### [Written problem]
Repeat each line of the material exactly.

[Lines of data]

· · · · ·

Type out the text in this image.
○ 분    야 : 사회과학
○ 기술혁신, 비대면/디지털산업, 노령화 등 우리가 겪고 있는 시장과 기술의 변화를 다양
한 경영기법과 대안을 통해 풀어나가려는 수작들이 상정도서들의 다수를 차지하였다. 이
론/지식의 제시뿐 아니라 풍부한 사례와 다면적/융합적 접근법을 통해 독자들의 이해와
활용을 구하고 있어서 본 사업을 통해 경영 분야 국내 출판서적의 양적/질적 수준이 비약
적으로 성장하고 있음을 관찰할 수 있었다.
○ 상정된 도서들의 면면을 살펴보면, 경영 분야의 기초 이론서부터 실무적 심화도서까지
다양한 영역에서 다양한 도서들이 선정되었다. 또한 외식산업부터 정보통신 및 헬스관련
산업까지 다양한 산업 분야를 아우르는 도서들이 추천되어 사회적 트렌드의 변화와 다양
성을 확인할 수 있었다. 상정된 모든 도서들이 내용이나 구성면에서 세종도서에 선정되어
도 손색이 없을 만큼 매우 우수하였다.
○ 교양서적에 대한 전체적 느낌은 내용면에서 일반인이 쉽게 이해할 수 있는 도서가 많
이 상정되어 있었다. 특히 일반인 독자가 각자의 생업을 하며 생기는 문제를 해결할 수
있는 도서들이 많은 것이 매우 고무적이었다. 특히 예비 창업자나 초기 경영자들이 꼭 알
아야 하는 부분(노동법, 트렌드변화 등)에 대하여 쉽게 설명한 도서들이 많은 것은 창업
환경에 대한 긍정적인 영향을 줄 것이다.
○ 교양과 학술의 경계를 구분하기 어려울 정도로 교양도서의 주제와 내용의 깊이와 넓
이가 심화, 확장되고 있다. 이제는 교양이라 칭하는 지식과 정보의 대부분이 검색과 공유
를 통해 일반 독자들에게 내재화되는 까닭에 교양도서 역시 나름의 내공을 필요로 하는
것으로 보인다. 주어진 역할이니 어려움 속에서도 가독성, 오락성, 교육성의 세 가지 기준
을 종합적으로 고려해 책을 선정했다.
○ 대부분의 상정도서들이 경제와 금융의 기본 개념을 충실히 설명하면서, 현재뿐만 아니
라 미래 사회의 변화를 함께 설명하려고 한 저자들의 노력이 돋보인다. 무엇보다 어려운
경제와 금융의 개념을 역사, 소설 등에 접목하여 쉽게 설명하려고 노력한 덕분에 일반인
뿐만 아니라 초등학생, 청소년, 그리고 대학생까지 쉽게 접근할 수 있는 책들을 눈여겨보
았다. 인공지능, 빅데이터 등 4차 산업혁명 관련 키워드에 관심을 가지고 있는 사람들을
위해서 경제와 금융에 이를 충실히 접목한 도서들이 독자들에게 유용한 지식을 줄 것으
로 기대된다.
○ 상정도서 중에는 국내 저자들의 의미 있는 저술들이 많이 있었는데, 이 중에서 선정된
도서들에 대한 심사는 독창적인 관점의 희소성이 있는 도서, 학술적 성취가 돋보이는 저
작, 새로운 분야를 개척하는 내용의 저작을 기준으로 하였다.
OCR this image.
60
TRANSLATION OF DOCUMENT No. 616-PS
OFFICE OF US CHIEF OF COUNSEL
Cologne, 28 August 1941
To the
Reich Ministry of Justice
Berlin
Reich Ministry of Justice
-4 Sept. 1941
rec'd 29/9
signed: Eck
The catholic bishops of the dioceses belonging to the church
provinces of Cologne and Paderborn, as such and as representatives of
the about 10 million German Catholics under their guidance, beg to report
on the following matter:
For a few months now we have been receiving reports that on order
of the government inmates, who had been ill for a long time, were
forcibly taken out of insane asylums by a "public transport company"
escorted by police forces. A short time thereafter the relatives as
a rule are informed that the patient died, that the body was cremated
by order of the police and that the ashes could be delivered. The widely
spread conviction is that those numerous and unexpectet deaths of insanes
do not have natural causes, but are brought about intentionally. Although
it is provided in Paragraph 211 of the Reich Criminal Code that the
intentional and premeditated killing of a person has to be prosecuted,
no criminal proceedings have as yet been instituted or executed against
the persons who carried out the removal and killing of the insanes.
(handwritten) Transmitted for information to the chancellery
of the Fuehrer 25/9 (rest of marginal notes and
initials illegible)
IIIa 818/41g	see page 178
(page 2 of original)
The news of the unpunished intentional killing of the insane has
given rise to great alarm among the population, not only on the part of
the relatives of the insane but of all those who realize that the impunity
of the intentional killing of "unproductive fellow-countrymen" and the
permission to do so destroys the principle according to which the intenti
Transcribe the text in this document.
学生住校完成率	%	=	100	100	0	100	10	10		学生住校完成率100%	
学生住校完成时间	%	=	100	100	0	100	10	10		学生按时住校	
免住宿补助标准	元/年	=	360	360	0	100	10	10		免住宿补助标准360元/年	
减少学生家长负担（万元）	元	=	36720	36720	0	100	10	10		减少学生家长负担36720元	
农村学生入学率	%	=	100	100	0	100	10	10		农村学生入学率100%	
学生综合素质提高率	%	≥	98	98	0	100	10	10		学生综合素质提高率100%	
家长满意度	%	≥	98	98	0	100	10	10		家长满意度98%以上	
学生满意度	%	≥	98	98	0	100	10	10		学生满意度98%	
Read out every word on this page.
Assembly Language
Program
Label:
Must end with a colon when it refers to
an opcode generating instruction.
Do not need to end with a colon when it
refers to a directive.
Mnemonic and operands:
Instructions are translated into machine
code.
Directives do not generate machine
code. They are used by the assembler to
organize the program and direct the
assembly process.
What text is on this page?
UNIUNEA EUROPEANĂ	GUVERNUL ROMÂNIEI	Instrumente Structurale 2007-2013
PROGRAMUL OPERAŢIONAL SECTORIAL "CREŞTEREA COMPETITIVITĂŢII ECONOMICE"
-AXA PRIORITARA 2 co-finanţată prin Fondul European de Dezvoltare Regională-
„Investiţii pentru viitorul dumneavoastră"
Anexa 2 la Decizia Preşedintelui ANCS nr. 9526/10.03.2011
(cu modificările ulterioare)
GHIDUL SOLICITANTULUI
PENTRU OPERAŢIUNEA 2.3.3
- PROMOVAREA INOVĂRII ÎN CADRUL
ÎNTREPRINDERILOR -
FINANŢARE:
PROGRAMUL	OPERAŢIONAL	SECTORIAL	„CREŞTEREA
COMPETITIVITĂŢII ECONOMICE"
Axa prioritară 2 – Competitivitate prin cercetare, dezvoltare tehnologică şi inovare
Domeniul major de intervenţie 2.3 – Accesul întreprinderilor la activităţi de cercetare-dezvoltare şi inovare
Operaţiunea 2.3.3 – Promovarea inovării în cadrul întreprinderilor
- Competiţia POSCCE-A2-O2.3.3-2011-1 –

· · · · ·

### [Result]
Type out the text in this image.
○ 분    야 : 사회과학
○ 기술혁신, 비대면/디지털산업, 노령화 등 우리가 겪고 있는 시장과 기술의 변화를 다양
한 경영기법과 대안을 통해 풀어나가려는 수작들이 상정도서들의 다수를 차지하였다. 이
론/지식의 제시뿐 아니라 풍부한 사례와 다면적/융합적 접근법을 통해 독자들의 이해와
활용을 구하고 있어서 본 사업을 통해 경영 분야 국내 출판서적의 양적/질적 수준이 비약
적으로 성장하고 있음을 관찰할 수 있었다.
○ 상정된 도서들의 면면을 살펴보면, 경영 분야의 기초 이론서부터 실무적 심화도서까지
다양한 영역에서 다양한 도서들이 선정되었다. 또한 외식산업부터 정보통신 및 헬스관련
산업까지 다양한 산업 분야를 아우르는 도서들이 추천되어 사회적 트렌드의 변화와 다양
성을 확인할 수 있었다. 상정된 모든 도서들이 내용이나 구성면에서 세종도서에 선정되어
도 손색이 없을 만큼 매우 우수하였다.
○ 교양서적에 대한 전체적 느낌은 내용면에서 일반인이 쉽게 이해할 수 있는 도서가 많
이 상정되어 있었다. 특히 일반인 독자가 각자의 생업을 하며 생기는 문제를 해결할 수
있는 도서들이 많은 것이 매우 고무적이었다. 특히 예비 창업자나 초기 경영자들이 꼭 알
아야 하는 부분(노동법, 트렌드변화 등)에 대하여 쉽게 설명한 도서들이 많은 것은 창업
환경에 대한 긍정적인 영향을 줄 것이다.
○ 교양과 학술의 경계를 구분하기 어려울 정도로 교양도서의 주제와 내용의 깊이와 넓
이가 심화, 확장되고 있다. 이제는 교양이라 칭하는 지식과 정보의 대부분이 검색과 공유
를 통해 일반 독자들에게 내재화되는 까닭에 교양도서 역시 나름의 내공을 필요로 하는
것으로 보인다. 주어진 역할이니 어려움 속에서도 가독성, 오락성, 교육성의 세 가지 기준
을 종합적으로 고려해 책을 선정했다.
○ 대부분의 상정도서들이 경제와 금융의 기본 개념을 충실히 설명하면서, 현재뿐만 아니
라 미래 사회의 변화를 함께 설명하려고 한 저자들의 노력이 돋보인다. 무엇보다 어려운
경제와 금융의 개념을 역사, 소설 등에 접목하여 쉽게 설명하려고 노력한 덕분에 일반인
뿐만 아니라 초등학생, 청소년, 그리고 대학생까지 쉽게 접근할 수 있는 책들을 눈여겨보
았다. 인공지능, 빅데이터 등 4차 산업혁명 관련 키워드에 관심을 가지고 있는 사람들을
위해서 경제와 금융에 이를 충실히 접목한 도서들이 독자들에게 유용한 지식을 줄 것으
로 기대된다.
○ 상정도서 중에는 국내 저자들의 의미 있는 저술들이 많이 있었는데, 이 중에서 선정된
도서들에 대한 심사는 독창적인 관점의 희소성이 있는 도서, 학술적 성취가 돋보이는 저
작, 새로운 분야를 개척하는 내용의 저작을 기준으로 하였다.
OCR this image.
60
TRANSLATION OF DOCUMENT No. 616-PS
OFFICE OF US CHIEF OF COUNSEL
Cologne, 28 August 1941
To the
Reich Ministry of Justice
Berlin
Reich Ministry of Justice
-4 Sept. 1941
rec'd 29/9
signed: Eck
The catholic bishops of the dioceses belonging to the church
provinces of Cologne and Paderborn, as such and as representatives of
the about 10 million German Catholics under their guidance, beg to report
on the following matter:
For a few months now we have been receiving reports that on order
of the government inmates, who had been ill for a long time, were
forcibly taken out of insane asylums by a "public transport company"
escorted by police forces. A short time thereafter the relatives as
a rule are informed that the patient died, that the body was cremated
by order of the police and that the ashes could be delivered. The widely
spread conviction is that those numerous and unexpectet deaths of insanes
do not have natural causes, but are brought about intentionally. Although
it is provided in Paragraph 211 of the Reich Criminal Code that the
intentional and premeditated killing of a person has to be prosecuted,
no criminal proceedings have as yet been instituted or executed against
the persons who carried out the removal and killing of the insanes.
(handwritten) Transmitted for information to the chancellery
of the Fuehrer 25/9 (rest of marginal notes and
initials illegible)
IIIa 818/41g	see page 178
(page 2 of original)
The news of the unpunished intentional killing of the insane has
given rise to great alarm among the population, not only on the part of
the relatives of the insane but of all those who realize that the impunity
of the intentional killing of "unproductive fellow-countrymen" and the
permission to do so destroys the principle according to which the intenti
Transcribe the text in this document.
学生住校完成率	%	=	100	100	0	100	10	10		学生住校完成率100%	
学生住校完成时间	%	=	100	100	0	100	10	10		学生按时住校	
免住宿补助标准	元/年	=	360	360	0	100	10	10		免住宿补助标准360元/年	
减少学生家长负担（万元）	元	=	36720	36720	0	100	10	10		减少学生家长负担36720元	
农村学生入学率	%	=	100	100	0	100	10	10		农村学生入学率100%	
学生综合素质提高率	%	≥	98	98	0	100	10	10		学生综合素质提高率100%	
家长满意度	%	≥	98	98	0	100	10	10		家长满意度98%以上	
学生满意度	%	≥	98	98	0	100	10	10		学生满意度98%	
Read out every word on this page.
Assembly Language
Program
Label:
Must end with a colon when it refers to
an opcode generating instruction.
Do not need to end with a colon when it
refers to a directive.
Mnemonic and operands:
Instructions are translated into machine
code.
Directives do not generate machine
code. They are used by the assembler to
organize the program and direct the
assembly process.
What text is on this page?
UNIUNEA EUROPEANĂ	GUVERNUL ROMÂNIEI	Instrumente Structurale 2007-2013
PROGRAMUL OPERAŢIONAL SECTORIAL "CREŞTEREA COMPETITIVITĂŢII ECONOMICE"
-AXA PRIORITARA 2 co-finanţată prin Fondul European de Dezvoltare Regională-
„Investiţii pentru viitorul dumneavoastră"
Anexa 2 la Decizia Preşedintelui ANCS nr. 9526/10.03.2011
(cu modificările ulterioare)
GHIDUL SOLICITANTULUI
PENTRU OPERAŢIUNEA 2.3.3
- PROMOVAREA INOVĂRII ÎN CADRUL
ÎNTREPRINDERILOR -
FINANŢARE:
PROGRAMUL	OPERAŢIONAL	SECTORIAL	„CREŞTEREA
COMPETITIVITĂŢII ECONOMICE"
Axa prioritară 2 – Competitivitate prin cercetare, dezvoltare tehnologică şi inovare
Domeniul major de intervenţie 2.3 – Accesul întreprinderilor la activităţi de cercetare-dezvoltare şi inovare
Operaţiunea 2.3.3 – Promovarea inovării în cadrul întreprinderilor
- Competiţia POSCCE-A2-O2.3.3-2011-1 –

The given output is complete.